| Directions for this task |
In the records below, count every line containing "icon". Reply with the number only.

_ _ _ _

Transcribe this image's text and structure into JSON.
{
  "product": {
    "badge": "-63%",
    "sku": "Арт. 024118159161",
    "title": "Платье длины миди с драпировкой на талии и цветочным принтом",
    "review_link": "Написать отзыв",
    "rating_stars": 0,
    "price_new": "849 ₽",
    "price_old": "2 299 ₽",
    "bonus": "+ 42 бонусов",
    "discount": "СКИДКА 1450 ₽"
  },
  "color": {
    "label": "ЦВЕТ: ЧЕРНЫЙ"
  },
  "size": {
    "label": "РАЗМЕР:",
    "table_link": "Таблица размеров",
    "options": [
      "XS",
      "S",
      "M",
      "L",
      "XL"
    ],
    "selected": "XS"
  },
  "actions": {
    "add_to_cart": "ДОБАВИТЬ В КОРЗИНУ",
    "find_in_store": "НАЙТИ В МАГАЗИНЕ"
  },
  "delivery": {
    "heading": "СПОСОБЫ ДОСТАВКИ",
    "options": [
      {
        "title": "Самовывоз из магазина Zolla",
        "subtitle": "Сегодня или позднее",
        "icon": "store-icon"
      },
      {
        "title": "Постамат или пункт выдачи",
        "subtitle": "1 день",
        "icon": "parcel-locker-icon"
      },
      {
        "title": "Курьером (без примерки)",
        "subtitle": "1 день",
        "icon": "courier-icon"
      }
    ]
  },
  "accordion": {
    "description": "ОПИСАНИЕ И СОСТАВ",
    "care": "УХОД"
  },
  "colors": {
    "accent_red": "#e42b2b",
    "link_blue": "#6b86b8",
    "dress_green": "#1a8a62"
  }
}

_ _ _ _

| Reply to the exercise |
3